* **PROBLEM DESCRIPTION**: Take every line where the string "text" appears and copy it.

####################

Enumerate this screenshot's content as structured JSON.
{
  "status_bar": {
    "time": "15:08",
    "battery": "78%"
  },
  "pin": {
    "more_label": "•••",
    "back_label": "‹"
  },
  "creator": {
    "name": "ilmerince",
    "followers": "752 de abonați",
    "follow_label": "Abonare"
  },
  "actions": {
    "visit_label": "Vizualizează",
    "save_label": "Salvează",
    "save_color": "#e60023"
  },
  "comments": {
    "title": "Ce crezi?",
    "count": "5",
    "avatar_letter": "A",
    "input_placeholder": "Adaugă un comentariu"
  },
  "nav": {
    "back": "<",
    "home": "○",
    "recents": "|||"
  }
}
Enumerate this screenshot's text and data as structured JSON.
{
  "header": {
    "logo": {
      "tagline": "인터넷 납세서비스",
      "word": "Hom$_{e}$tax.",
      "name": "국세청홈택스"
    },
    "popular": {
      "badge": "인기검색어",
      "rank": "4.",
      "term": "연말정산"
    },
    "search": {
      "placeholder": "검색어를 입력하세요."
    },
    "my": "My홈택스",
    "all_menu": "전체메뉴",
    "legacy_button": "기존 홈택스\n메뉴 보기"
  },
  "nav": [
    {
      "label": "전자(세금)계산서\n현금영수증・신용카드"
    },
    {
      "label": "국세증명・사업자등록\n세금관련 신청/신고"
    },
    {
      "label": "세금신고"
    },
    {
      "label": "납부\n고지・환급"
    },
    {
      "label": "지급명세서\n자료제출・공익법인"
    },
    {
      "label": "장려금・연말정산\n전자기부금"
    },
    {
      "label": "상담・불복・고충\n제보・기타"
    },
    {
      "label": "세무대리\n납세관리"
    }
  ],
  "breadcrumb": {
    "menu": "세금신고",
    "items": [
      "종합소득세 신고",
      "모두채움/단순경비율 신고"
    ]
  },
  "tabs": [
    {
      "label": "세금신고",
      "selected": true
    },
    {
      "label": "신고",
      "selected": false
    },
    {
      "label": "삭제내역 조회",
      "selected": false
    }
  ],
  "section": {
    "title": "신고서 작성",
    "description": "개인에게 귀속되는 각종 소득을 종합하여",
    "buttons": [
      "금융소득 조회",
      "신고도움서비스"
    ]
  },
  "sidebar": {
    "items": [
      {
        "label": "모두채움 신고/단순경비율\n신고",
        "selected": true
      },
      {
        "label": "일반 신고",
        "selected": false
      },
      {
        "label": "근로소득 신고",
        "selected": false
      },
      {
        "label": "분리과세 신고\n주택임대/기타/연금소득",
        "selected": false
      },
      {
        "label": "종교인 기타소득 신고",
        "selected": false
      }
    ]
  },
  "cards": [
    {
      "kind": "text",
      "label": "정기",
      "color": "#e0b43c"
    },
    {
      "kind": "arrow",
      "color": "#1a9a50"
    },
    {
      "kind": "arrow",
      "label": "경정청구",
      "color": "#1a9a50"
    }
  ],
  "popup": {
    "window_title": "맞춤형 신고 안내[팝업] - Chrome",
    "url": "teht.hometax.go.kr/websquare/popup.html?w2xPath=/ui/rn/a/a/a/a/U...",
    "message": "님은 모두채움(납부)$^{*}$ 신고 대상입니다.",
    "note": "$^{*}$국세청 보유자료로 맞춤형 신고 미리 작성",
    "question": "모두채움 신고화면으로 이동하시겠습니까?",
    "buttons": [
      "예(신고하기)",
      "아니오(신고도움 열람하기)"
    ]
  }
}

####################

* **REPLY**:
Enumerate this screenshot's text and data as structured JSON.
      "kind": "text",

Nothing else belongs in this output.